Data records start

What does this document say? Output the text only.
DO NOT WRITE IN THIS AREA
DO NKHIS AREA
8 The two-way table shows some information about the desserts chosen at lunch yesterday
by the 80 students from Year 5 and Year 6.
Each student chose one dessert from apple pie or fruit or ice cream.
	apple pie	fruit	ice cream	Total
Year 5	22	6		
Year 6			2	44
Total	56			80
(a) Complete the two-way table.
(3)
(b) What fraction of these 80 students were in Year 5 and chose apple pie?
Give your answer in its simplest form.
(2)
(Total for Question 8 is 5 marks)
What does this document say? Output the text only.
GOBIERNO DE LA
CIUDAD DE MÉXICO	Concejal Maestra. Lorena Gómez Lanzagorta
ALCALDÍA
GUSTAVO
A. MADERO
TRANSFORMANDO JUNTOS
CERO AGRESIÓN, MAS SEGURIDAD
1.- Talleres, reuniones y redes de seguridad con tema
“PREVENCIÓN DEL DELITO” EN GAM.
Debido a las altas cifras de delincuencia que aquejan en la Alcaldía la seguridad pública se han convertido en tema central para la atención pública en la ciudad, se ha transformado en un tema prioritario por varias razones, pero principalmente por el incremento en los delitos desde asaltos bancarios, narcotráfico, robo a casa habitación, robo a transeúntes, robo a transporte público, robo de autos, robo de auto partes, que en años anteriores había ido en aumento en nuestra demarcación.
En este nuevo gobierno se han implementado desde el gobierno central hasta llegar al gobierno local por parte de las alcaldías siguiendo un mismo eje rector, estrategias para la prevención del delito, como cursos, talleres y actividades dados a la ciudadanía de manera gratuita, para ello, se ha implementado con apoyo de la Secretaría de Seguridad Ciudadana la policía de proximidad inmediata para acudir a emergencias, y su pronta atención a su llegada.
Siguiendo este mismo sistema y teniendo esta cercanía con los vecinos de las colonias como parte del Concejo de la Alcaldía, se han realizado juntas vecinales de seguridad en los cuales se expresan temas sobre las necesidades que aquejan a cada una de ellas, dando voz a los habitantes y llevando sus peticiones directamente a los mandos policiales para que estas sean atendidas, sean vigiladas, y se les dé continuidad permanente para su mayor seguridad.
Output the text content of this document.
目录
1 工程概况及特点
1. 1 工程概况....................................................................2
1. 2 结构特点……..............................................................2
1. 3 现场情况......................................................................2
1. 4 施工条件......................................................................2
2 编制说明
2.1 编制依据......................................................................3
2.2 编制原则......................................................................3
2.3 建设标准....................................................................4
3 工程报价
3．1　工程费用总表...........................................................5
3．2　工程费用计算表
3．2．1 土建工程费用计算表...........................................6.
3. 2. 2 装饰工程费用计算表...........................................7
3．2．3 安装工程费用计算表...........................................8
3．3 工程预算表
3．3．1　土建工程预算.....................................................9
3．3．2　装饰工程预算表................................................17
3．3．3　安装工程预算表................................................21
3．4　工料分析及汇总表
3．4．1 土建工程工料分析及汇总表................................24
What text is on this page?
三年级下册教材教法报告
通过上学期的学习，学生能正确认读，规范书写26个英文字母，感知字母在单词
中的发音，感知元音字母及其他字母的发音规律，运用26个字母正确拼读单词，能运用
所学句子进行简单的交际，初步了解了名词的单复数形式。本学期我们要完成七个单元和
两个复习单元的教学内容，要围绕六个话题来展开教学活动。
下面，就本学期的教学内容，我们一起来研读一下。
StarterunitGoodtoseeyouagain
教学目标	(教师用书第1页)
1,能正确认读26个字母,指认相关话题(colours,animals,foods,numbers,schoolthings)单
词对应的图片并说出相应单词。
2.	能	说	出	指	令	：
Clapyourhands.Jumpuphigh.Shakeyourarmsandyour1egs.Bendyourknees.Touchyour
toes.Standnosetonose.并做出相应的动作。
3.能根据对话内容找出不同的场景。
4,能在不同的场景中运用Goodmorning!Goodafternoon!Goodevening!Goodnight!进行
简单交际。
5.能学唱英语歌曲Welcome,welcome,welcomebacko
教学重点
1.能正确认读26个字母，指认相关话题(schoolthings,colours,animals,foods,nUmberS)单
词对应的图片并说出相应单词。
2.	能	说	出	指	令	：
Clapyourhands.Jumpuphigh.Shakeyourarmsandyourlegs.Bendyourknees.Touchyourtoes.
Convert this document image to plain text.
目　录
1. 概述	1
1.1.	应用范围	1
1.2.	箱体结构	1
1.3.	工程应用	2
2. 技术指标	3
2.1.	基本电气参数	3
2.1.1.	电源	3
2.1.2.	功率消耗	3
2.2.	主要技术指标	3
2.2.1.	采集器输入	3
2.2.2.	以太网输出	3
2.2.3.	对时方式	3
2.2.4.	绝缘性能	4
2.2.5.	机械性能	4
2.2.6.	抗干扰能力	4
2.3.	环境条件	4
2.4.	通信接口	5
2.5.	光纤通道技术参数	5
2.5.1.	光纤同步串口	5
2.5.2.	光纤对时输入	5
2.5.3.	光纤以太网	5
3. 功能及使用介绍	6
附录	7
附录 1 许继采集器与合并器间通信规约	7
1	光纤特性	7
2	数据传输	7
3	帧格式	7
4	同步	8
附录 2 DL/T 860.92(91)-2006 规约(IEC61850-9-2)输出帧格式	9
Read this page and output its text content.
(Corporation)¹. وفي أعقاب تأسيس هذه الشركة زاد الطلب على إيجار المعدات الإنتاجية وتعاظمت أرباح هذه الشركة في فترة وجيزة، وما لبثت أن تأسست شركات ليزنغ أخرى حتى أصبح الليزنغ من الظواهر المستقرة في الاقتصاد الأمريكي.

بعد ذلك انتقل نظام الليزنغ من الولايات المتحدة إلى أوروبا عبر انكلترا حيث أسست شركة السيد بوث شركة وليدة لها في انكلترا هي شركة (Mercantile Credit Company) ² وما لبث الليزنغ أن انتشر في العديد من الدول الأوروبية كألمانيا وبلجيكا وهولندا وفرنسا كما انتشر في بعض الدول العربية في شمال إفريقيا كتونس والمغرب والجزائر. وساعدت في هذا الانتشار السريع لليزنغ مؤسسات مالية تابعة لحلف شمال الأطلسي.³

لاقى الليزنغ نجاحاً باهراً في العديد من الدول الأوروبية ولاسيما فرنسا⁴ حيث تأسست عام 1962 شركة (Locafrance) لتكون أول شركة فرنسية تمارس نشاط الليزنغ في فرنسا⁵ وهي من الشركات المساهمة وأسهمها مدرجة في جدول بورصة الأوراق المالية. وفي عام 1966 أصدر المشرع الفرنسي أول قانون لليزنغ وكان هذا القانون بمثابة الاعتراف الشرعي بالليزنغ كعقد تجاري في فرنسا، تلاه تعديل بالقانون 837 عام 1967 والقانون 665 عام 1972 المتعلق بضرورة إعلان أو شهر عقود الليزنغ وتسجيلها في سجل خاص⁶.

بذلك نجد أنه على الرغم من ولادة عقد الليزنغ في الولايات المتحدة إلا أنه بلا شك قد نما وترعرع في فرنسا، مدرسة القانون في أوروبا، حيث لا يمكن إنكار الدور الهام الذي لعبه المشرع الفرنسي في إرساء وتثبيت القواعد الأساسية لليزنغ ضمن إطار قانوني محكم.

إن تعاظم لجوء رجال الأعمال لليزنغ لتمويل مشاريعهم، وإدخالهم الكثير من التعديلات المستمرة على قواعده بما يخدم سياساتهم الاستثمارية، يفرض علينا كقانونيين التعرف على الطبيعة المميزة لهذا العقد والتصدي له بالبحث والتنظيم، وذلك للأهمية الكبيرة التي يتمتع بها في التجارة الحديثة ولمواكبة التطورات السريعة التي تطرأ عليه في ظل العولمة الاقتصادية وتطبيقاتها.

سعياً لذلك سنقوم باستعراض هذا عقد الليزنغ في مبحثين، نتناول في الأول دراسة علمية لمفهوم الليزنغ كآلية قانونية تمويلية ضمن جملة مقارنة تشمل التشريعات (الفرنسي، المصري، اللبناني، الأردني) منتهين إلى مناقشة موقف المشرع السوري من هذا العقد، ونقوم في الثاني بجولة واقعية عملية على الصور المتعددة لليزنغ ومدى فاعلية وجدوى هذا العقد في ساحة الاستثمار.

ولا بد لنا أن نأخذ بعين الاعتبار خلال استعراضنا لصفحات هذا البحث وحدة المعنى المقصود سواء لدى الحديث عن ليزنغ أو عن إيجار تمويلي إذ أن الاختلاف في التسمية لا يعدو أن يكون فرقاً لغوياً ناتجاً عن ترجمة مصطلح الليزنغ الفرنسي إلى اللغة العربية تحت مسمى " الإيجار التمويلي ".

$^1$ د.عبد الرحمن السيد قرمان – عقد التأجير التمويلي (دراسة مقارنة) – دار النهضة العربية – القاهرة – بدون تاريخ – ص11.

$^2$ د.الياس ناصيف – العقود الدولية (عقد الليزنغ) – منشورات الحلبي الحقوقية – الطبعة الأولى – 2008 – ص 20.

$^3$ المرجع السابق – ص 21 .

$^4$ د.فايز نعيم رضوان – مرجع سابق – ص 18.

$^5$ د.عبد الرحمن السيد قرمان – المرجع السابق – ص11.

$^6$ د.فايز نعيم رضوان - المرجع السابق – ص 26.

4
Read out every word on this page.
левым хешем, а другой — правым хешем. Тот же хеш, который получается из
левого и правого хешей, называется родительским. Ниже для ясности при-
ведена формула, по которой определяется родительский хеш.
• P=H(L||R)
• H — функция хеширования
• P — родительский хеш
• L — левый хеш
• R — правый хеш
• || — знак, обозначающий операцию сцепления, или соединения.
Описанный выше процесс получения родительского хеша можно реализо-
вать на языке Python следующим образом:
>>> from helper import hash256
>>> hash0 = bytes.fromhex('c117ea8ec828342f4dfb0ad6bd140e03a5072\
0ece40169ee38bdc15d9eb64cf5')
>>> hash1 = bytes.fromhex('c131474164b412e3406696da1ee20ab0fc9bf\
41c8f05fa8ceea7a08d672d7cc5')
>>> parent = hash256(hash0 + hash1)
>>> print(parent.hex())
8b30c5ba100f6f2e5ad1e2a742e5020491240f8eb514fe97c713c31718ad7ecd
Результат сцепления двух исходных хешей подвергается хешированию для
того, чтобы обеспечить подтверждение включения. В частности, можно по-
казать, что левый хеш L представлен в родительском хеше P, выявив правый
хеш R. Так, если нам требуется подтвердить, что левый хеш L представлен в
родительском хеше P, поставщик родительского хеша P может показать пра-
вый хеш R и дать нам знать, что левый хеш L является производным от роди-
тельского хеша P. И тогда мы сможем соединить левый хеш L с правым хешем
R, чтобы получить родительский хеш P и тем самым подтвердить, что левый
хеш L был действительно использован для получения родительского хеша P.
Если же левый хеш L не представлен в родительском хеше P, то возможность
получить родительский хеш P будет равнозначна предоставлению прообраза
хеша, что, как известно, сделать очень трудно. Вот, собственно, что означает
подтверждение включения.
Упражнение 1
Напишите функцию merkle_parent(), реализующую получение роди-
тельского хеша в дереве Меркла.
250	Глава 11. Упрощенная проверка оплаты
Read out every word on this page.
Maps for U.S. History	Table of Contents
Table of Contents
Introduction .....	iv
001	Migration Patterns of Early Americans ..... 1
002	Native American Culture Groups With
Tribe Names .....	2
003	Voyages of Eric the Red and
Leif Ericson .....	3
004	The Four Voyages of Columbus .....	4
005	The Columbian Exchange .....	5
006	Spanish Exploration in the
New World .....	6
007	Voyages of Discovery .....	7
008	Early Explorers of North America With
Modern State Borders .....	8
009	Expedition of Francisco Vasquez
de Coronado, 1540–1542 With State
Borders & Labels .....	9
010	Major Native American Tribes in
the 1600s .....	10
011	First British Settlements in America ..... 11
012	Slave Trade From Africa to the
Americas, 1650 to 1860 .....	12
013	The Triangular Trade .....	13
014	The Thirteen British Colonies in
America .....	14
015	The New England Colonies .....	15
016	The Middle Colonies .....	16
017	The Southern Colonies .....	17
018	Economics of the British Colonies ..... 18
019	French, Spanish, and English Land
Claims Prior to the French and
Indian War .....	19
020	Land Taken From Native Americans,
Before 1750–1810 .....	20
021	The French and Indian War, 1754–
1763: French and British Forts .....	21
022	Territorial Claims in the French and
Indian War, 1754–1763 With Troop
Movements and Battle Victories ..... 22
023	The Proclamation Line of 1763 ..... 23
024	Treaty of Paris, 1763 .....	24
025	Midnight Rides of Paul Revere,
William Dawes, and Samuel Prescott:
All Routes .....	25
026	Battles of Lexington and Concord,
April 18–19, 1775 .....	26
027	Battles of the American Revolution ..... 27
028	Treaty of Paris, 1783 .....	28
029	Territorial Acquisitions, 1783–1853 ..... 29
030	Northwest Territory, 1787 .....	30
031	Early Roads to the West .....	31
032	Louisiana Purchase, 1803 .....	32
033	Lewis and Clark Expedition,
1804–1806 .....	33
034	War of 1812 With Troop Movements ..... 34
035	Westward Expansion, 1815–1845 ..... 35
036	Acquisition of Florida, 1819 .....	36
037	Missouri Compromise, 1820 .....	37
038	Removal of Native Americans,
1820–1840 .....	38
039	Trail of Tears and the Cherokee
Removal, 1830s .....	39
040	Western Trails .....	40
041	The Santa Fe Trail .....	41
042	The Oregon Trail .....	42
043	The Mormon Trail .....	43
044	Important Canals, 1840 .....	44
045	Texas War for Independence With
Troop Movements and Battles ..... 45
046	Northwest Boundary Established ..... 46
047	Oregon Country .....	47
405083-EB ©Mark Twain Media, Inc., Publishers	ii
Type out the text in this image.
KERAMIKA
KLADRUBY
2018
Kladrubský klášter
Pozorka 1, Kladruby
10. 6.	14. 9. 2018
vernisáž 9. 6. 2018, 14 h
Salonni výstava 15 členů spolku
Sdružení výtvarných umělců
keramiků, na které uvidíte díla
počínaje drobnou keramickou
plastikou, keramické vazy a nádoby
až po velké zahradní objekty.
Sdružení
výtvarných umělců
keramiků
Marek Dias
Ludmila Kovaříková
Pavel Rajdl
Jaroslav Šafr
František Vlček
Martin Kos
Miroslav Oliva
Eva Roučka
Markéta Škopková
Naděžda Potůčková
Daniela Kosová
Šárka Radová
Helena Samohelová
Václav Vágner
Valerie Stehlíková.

Data records end

> Task details
Among the entries, how many lines contain the string "الرحمن"? Give the number without anything else.

> Task result
2